◆ TEXT PASSAGE:
--- --- ---

Wednesday, September 22, 2010

PROSPEROUS PORT HEDLAND

Dust storm heading out of Hedland.
From the Caravan site

Fairy Lights at Night


Stockpiled Iron Ore awaiting shipping.



Salt, salt, salt!




Well, what can I tell you about the Port town? Certainly I can’t wax lyrical about the beauty. The place is utilitarian in the extreme. Very little there is ‘pretty’. TBBITW spent quite a bit of time up here in his youth 40 years ago – working for a company that did much of the development work in Hedland. Although he had been back since, some 8 years ago, he was amazed at the progress and changes that had been made since even his last visit.
Of course most of the industry there is related to iron ore mining. I could bore you to death here with all the facts and figures, but you can source all of that sort of stuff on the web – you don’t need me for that. The one thing that fascinated me tho’, was the salt works. Vast piles of glittering white salt, piled high waiting for processing. I have been a salt addict all my life but even I found that much salt a little overwhelming.
Highly industrialised the port town sports an enormous amount of rail and iron ore trains as long as 3ks ponderously make their way across the flats.
We stayed at Point Cooke Caravan Park and found it to be quite good. As usual we had a prime spot, this time overlooking some salt/mangrove flats. The lights of the trains and the iron ore handling facilities transformed the distance into a fairy land at night. Behind these lights you could see (and hear) the planes coming in to land. The whole effect was quite surreal. Trouble was you had to brave the sand-flies and the very strong winds to sit outside and enjoy the spectacle.
We only spent three nights in Hedland so really didn’t delve beneath the somewhat dusty exterior.

--- --- ---

◆ TO DO:
a: According to the Port Hedland post, what was the name of the caravan park where the writer stayed?
b: The Port Hedland post describes a night view from the caravan site. List every thing the writer could see or hear in that view.
c: From the Port Hedland post, reproduce the passage that begins at the words "Of course most" and ends after "across the flats.".

◆ DATASET SECTION:
--- --- ---

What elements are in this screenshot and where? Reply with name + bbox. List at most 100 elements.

--- --- ---

◆ ANSWER SET:
a: Point Cooke Caravan Park.

b:
- The lights of the trains
- The lights of the iron ore handling facilities
- The planes coming in to land

c:
Of course most of the industry there is related to iron ore mining. I could bore you to death here with all the facts and figures, but you can source all of that sort of stuff on the web – you don’t need me for that. The one thing that fascinated me tho’, was the salt works. Vast piles of glittering white salt, piled high waiting for processing. I have been a salt addict all my life but even I found that much salt a little overwhelming.
Highly industrialised the port town sports an enormous amount of rail and iron ore trains as long as 3ks ponderously make their way across the flats.